(Raw records)
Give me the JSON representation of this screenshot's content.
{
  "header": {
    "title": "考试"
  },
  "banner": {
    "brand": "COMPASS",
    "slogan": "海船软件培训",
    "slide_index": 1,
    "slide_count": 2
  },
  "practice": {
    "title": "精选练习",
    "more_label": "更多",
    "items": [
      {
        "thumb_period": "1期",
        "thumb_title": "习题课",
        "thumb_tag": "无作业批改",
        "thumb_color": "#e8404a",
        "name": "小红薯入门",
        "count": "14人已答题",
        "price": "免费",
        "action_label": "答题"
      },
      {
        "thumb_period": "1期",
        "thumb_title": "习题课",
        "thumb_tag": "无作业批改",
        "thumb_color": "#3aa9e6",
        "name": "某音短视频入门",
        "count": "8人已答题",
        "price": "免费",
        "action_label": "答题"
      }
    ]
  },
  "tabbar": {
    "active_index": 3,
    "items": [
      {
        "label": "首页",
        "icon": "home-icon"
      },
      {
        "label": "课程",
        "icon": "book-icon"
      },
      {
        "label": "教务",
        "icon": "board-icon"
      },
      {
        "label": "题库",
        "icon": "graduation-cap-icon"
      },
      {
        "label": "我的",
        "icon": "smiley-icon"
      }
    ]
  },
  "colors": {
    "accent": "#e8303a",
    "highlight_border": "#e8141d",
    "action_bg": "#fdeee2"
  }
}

* Stated task
Can you restate every record above word for word?

* Answer to the problem
Give me the JSON representation of this screenshot's content.
{
  "header": {
    "title": "考试"
  },
  "banner": {
    "brand": "COMPASS",
    "slogan": "海船软件培训",
    "slide_index": 1,
    "slide_count": 2
  },
  "practice": {
    "title": "精选练习",
    "more_label": "更多",
    "items": [
      {
        "thumb_period": "1期",
        "thumb_title": "习题课",
        "thumb_tag": "无作业批改",
        "thumb_color": "#e8404a",
        "name": "小红薯入门",
        "count": "14人已答题",
        "price": "免费",
        "action_label": "答题"
      },
      {
        "thumb_period": "1期",
        "thumb_title": "习题课",
        "thumb_tag": "无作业批改",
        "thumb_color": "#3aa9e6",
        "name": "某音短视频入门",
        "count": "8人已答题",
        "price": "免费",
        "action_label": "答题"
      }
    ]
  },
  "tabbar": {
    "active_index": 3,
    "items": [
      {
        "label": "首页",
        "icon": "home-icon"
      },
      {
        "label": "课程",
        "icon": "book-icon"
      },
      {
        "label": "教务",
        "icon": "board-icon"
      },
      {
        "label": "题库",
        "icon": "graduation-cap-icon"
      },
      {
        "label": "我的",
        "icon": "smiley-icon"
      }
    ]
  },
  "colors": {
    "accent": "#e8303a",
    "highlight_border": "#e8141d",
    "action_bg": "#fdeee2"
  }
}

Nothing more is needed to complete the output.